-- START OF Dataset records --

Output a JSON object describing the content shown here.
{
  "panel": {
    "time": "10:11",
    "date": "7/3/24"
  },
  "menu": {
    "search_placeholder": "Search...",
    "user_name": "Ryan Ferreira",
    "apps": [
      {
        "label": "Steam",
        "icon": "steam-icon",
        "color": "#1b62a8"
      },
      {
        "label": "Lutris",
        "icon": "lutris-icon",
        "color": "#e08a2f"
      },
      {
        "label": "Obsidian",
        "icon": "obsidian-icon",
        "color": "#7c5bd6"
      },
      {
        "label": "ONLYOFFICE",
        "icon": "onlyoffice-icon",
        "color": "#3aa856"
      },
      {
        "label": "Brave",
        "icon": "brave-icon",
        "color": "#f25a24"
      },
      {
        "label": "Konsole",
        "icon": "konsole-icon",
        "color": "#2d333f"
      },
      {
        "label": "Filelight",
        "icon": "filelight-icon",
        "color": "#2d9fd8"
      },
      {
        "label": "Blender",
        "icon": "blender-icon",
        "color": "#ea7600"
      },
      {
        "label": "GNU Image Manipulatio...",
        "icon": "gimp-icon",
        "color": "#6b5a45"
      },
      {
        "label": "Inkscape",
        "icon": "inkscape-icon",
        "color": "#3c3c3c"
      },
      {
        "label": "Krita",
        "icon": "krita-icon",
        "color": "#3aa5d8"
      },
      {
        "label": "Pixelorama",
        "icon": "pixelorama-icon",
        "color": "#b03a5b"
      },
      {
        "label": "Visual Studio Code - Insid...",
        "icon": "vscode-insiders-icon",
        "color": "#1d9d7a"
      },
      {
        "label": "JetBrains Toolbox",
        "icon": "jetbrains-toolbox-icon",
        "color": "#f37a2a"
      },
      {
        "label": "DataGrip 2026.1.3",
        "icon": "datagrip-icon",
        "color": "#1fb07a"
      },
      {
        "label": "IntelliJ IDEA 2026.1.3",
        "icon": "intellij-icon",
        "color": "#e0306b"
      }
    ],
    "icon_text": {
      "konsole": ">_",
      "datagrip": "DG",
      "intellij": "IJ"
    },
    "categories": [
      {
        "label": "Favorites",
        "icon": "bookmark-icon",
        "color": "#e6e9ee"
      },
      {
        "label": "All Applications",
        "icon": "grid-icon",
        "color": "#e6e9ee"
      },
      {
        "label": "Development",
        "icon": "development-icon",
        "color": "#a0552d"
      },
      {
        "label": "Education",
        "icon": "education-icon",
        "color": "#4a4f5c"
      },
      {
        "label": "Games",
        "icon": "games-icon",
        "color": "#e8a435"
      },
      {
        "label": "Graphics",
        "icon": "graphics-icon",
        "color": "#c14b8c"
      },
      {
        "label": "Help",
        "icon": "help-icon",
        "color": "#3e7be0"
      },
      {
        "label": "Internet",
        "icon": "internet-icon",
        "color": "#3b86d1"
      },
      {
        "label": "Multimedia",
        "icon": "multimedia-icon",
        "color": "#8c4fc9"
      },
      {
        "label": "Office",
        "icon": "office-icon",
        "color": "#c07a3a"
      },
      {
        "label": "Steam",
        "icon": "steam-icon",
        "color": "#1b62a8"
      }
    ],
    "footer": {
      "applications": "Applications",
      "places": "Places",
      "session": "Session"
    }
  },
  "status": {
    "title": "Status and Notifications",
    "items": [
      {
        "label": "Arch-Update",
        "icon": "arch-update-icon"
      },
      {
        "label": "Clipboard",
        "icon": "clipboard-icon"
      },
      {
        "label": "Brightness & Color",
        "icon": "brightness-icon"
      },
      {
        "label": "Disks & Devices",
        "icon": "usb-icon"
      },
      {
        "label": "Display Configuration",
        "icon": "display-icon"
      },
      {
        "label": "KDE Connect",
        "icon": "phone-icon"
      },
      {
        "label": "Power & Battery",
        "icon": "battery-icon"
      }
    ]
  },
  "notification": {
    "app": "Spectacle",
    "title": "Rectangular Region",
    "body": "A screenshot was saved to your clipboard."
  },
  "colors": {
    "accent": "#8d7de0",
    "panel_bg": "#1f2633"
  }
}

-- END OF Dataset records --

What to work on →
Every record shown above should be written out again exactly.

Response to this task →
Output a JSON object describing the content shown here.
{
  "panel": {
    "time": "10:11",
    "date": "7/3/24"
  },
  "menu": {
    "search_placeholder": "Search...",
    "user_name": "Ryan Ferreira",
    "apps": [
      {
        "label": "Steam",
        "icon": "steam-icon",
        "color": "#1b62a8"
      },
      {
        "label": "Lutris",
        "icon": "lutris-icon",
        "color": "#e08a2f"
      },
      {
        "label": "Obsidian",
        "icon": "obsidian-icon",
        "color": "#7c5bd6"
      },
      {
        "label": "ONLYOFFICE",
        "icon": "onlyoffice-icon",
        "color": "#3aa856"
      },
      {
        "label": "Brave",
        "icon": "brave-icon",
        "color": "#f25a24"
      },
      {
        "label": "Konsole",
        "icon": "konsole-icon",
        "color": "#2d333f"
      },
      {
        "label": "Filelight",
        "icon": "filelight-icon",
        "color": "#2d9fd8"
      },
      {
        "label": "Blender",
        "icon": "blender-icon",
        "color": "#ea7600"
      },
      {
        "label": "GNU Image Manipulatio...",
        "icon": "gimp-icon",
        "color": "#6b5a45"
      },
      {
        "label": "Inkscape",
        "icon": "inkscape-icon",
        "color": "#3c3c3c"
      },
      {
        "label": "Krita",
        "icon": "krita-icon",
        "color": "#3aa5d8"
      },
      {
        "label": "Pixelorama",
        "icon": "pixelorama-icon",
        "color": "#b03a5b"
      },
      {
        "label": "Visual Studio Code - Insid...",
        "icon": "vscode-insiders-icon",
        "color": "#1d9d7a"
      },
      {
        "label": "JetBrains Toolbox",
        "icon": "jetbrains-toolbox-icon",
        "color": "#f37a2a"
      },
      {
        "label": "DataGrip 2026.1.3",
        "icon": "datagrip-icon",
        "color": "#1fb07a"
      },
      {
        "label": "IntelliJ IDEA 2026.1.3",
        "icon": "intellij-icon",
        "color": "#e0306b"
      }
    ],
    "icon_text": {
      "konsole": ">_",
      "datagrip": "DG",
      "intellij": "IJ"
    },
    "categories": [
      {
        "label": "Favorites",
        "icon": "bookmark-icon",
        "color": "#e6e9ee"
      },
      {
        "label": "All Applications",
        "icon": "grid-icon",
        "color": "#e6e9ee"
      },
      {
        "label": "Development",
        "icon": "development-icon",
        "color": "#a0552d"
      },
      {
        "label": "Education",
        "icon": "education-icon",
        "color": "#4a4f5c"
      },
      {
        "label": "Games",
        "icon": "games-icon",
        "color": "#e8a435"
      },
      {
        "label": "Graphics",
        "icon": "graphics-icon",
        "color": "#c14b8c"
      },
      {
        "label": "Help",
        "icon": "help-icon",
        "color": "#3e7be0"
      },
      {
        "label": "Internet",
        "icon": "internet-icon",
        "color": "#3b86d1"
      },
      {
        "label": "Multimedia",
        "icon": "multimedia-icon",
        "color": "#8c4fc9"
      },
      {
        "label": "Office",
        "icon": "office-icon",
        "color": "#c07a3a"
      },
      {
        "label": "Steam",
        "icon": "steam-icon",
        "color": "#1b62a8"
      }
    ],
    "footer": {
      "applications": "Applications",
      "places": "Places",
      "session": "Session"
    }
  },
  "status": {
    "title": "Status and Notifications",
    "items": [
      {
        "label": "Arch-Update",
        "icon": "arch-update-icon"
      },
      {
        "label": "Clipboard",
        "icon": "clipboard-icon"
      },
      {
        "label": "Brightness & Color",
        "icon": "brightness-icon"
      },
      {
        "label": "Disks & Devices",
        "icon": "usb-icon"
      },
      {
        "label": "Display Configuration",
        "icon": "display-icon"
      },
      {
        "label": "KDE Connect",
        "icon": "phone-icon"
      },
      {
        "label": "Power & Battery",
        "icon": "battery-icon"
      }
    ]
  },
  "notification": {
    "app": "Spectacle",
    "title": "Rectangular Region",
    "body": "A screenshot was saved to your clipboard."
  },
  "colors": {
    "accent": "#8d7de0",
    "panel_bg": "#1f2633"
  }
}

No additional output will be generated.